■ WORK REQUIRED
Write out the whole listing exactly as it stands.
>> Begin
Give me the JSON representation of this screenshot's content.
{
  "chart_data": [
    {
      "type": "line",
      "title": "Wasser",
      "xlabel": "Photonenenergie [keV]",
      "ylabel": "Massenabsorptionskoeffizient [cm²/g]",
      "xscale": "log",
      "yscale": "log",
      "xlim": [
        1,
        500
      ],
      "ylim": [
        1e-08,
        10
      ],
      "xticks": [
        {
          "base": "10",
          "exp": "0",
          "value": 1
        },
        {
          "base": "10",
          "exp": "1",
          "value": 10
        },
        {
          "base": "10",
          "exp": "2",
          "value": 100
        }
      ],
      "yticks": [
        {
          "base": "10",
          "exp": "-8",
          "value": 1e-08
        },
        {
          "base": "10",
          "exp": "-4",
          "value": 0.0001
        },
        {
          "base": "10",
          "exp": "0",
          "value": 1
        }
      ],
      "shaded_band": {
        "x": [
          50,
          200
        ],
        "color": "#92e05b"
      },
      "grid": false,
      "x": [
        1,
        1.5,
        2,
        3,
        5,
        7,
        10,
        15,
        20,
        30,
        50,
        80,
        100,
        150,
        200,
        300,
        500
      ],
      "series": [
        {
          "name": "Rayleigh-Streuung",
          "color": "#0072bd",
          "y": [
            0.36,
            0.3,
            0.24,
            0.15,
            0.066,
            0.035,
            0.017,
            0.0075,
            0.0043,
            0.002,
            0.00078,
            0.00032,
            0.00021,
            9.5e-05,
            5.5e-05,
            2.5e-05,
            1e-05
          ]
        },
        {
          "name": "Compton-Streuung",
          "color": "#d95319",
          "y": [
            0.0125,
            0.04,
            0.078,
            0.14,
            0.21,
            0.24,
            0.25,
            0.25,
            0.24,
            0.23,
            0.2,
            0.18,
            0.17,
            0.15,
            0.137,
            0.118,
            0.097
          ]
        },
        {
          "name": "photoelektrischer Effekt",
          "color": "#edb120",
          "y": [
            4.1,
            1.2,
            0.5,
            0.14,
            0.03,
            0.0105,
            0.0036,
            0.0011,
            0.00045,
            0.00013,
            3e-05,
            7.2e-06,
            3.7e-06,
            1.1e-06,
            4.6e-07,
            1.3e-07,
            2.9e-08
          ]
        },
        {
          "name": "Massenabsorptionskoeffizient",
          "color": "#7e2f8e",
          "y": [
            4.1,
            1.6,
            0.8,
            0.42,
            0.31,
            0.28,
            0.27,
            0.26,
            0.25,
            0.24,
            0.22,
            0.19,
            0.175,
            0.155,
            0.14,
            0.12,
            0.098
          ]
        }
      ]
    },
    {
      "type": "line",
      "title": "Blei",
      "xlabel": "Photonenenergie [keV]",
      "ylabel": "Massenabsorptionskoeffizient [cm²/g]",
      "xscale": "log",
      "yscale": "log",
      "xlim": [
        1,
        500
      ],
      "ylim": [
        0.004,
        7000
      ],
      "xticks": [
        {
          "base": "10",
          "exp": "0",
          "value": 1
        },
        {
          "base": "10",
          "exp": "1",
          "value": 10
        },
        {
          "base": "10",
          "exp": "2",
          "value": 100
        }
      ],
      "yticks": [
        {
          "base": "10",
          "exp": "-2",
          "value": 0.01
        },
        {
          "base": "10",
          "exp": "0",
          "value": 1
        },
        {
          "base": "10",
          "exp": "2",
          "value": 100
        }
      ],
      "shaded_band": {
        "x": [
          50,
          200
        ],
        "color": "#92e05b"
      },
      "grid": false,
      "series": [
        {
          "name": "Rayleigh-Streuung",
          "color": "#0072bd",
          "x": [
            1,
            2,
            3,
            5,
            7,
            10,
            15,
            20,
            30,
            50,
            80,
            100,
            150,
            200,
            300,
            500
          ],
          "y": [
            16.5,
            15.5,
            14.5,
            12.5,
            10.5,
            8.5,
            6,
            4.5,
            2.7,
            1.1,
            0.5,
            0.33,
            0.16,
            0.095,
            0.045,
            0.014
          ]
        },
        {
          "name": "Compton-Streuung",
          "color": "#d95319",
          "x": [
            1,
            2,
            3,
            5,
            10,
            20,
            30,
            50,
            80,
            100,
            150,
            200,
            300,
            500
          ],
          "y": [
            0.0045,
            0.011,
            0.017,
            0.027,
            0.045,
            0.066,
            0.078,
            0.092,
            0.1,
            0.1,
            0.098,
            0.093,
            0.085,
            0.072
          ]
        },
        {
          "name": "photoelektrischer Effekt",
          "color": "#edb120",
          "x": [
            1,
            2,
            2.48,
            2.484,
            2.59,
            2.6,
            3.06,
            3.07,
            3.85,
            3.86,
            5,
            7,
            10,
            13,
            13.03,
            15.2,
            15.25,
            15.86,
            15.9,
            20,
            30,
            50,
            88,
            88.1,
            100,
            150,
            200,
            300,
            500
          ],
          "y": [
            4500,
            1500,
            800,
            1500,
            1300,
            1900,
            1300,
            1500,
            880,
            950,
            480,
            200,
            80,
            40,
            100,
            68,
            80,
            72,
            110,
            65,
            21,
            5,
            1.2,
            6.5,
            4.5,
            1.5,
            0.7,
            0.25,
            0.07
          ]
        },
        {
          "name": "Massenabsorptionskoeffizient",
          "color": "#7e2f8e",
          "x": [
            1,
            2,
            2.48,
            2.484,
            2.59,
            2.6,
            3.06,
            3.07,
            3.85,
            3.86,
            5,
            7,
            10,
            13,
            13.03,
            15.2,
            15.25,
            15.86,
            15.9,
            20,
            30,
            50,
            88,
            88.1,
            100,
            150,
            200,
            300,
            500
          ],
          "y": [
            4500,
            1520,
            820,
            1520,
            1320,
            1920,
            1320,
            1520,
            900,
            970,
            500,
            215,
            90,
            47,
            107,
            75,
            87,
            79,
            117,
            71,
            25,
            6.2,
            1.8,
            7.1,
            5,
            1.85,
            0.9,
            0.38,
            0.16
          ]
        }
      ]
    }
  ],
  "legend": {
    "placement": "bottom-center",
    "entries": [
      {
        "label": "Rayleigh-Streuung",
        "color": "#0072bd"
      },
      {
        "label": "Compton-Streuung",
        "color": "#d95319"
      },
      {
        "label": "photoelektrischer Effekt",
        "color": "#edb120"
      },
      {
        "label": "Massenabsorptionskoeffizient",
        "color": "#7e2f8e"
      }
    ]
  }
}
>> End
■ OUTPUT
Give me the JSON representation of this screenshot's content.
{
  "chart_data": [
    {
      "type": "line",
      "title": "Wasser",
      "xlabel": "Photonenenergie [keV]",
      "ylabel": "Massenabsorptionskoeffizient [cm²/g]",
      "xscale": "log",
      "yscale": "log",
      "xlim": [
        1,
        500
      ],
      "ylim": [
        1e-08,
        10
      ],
      "xticks": [
        {
          "base": "10",
          "exp": "0",
          "value": 1
        },
        {
          "base": "10",
          "exp": "1",
          "value": 10
        },
        {
          "base": "10",
          "exp": "2",
          "value": 100
        }
      ],
      "yticks": [
        {
          "base": "10",
          "exp": "-8",
          "value": 1e-08
        },
        {
          "base": "10",
          "exp": "-4",
          "value": 0.0001
        },
        {
          "base": "10",
          "exp": "0",
          "value": 1
        }
      ],
      "shaded_band": {
        "x": [
          50,
          200
        ],
        "color": "#92e05b"
      },
      "grid": false,
      "x": [
        1,
        1.5,
        2,
        3,
        5,
        7,
        10,
        15,
        20,
        30,
        50,
        80,
        100,
        150,
        200,
        300,
        500
      ],
      "series": [
        {
          "name": "Rayleigh-Streuung",
          "color": "#0072bd",
          "y": [
            0.36,
            0.3,
            0.24,
            0.15,
            0.066,
            0.035,
            0.017,
            0.0075,
            0.0043,
            0.002,
            0.00078,
            0.00032,
            0.00021,
            9.5e-05,
            5.5e-05,
            2.5e-05,
            1e-05
          ]
        },
        {
          "name": "Compton-Streuung",
          "color": "#d95319",
          "y": [
            0.0125,
            0.04,
            0.078,
            0.14,
            0.21,
            0.24,
            0.25,
            0.25,
            0.24,
            0.23,
            0.2,
            0.18,
            0.17,
            0.15,
            0.137,
            0.118,
            0.097
          ]
        },
        {
          "name": "photoelektrischer Effekt",
          "color": "#edb120",
          "y": [
            4.1,
            1.2,
            0.5,
            0.14,
            0.03,
            0.0105,
            0.0036,
            0.0011,
            0.00045,
            0.00013,
            3e-05,
            7.2e-06,
            3.7e-06,
            1.1e-06,
            4.6e-07,
            1.3e-07,
            2.9e-08
          ]
        },
        {
          "name": "Massenabsorptionskoeffizient",
          "color": "#7e2f8e",
          "y": [
            4.1,
            1.6,
            0.8,
            0.42,
            0.31,
            0.28,
            0.27,
            0.26,
            0.25,
            0.24,
            0.22,
            0.19,
            0.175,
            0.155,
            0.14,
            0.12,
            0.098
          ]
        }
      ]
    },
    {
      "type": "line",
      "title": "Blei",
      "xlabel": "Photonenenergie [keV]",
      "ylabel": "Massenabsorptionskoeffizient [cm²/g]",
      "xscale": "log",
      "yscale": "log",
      "xlim": [
        1,
        500
      ],
      "ylim": [
        0.004,
        7000
      ],
      "xticks": [
        {
          "base": "10",
          "exp": "0",
          "value": 1
        },
        {
          "base": "10",
          "exp": "1",
          "value": 10
        },
        {
          "base": "10",
          "exp": "2",
          "value": 100
        }
      ],
      "yticks": [
        {
          "base": "10",
          "exp": "-2",
          "value": 0.01
        },
        {
          "base": "10",
          "exp": "0",
          "value": 1
        },
        {
          "base": "10",
          "exp": "2",
          "value": 100
        }
      ],
      "shaded_band": {
        "x": [
          50,
          200
        ],
        "color": "#92e05b"
      },
      "grid": false,
      "series": [
        {
          "name": "Rayleigh-Streuung",
          "color": "#0072bd",
          "x": [
            1,
            2,
            3,
            5,
            7,
            10,
            15,
            20,
            30,
            50,
            80,
            100,
            150,
            200,
            300,
            500
          ],
          "y": [
            16.5,
            15.5,
            14.5,
            12.5,
            10.5,
            8.5,
            6,
            4.5,
            2.7,
            1.1,
            0.5,
            0.33,
            0.16,
            0.095,
            0.045,
            0.014
          ]
        },
        {
          "name": "Compton-Streuung",
          "color": "#d95319",
          "x": [
            1,
            2,
            3,
            5,
            10,
            20,
            30,
            50,
            80,
            100,
            150,
            200,
            300,
            500
          ],
          "y": [
            0.0045,
            0.011,
            0.017,
            0.027,
            0.045,
            0.066,
            0.078,
            0.092,
            0.1,
            0.1,
            0.098,
            0.093,
            0.085,
            0.072
          ]
        },
        {
          "name": "photoelektrischer Effekt",
          "color": "#edb120",
          "x": [
            1,
            2,
            2.48,
            2.484,
            2.59,
            2.6,
            3.06,
            3.07,
            3.85,
            3.86,
            5,
            7,
            10,
            13,
            13.03,
            15.2,
            15.25,
            15.86,
            15.9,
            20,
            30,
            50,
            88,
            88.1,
            100,
            150,
            200,
            300,
            500
          ],
          "y": [
            4500,
            1500,
            800,
            1500,
            1300,
            1900,
            1300,
            1500,
            880,
            950,
            480,
            200,
            80,
            40,
            100,
            68,
            80,
            72,
            110,
            65,
            21,
            5,
            1.2,
            6.5,
            4.5,
            1.5,
            0.7,
            0.25,
            0.07
          ]
        },
        {
          "name": "Massenabsorptionskoeffizient",
          "color": "#7e2f8e",
          "x": [
            1,
            2,
            2.48,
            2.484,
            2.59,
            2.6,
            3.06,
            3.07,
            3.85,
            3.86,
            5,
            7,
            10,
            13,
            13.03,
            15.2,
            15.25,
            15.86,
            15.9,
            20,
            30,
            50,
            88,
            88.1,
            100,
            150,
            200,
            300,
            500
          ],
          "y": [
            4500,
            1520,
            820,
            1520,
            1320,
            1920,
            1320,
            1520,
            900,
            970,
            500,
            215,
            90,
            47,
            107,
            75,
            87,
            79,
            117,
            71,
            25,
            6.2,
            1.8,
            7.1,
            5,
            1.85,
            0.9,
            0.38,
            0.16
          ]
        }
      ]
    }
  ],
  "legend": {
    "placement": "bottom-center",
    "entries": [
      {
        "label": "Rayleigh-Streuung",
        "color": "#0072bd"
      },
      {
        "label": "Compton-Streuung",
        "color": "#d95319"
      },
      {
        "label": "photoelektrischer Effekt",
        "color": "#edb120"
      },
      {
        "label": "Massenabsorptionskoeffizient",
        "color": "#7e2f8e"
      }
    ]
  }
}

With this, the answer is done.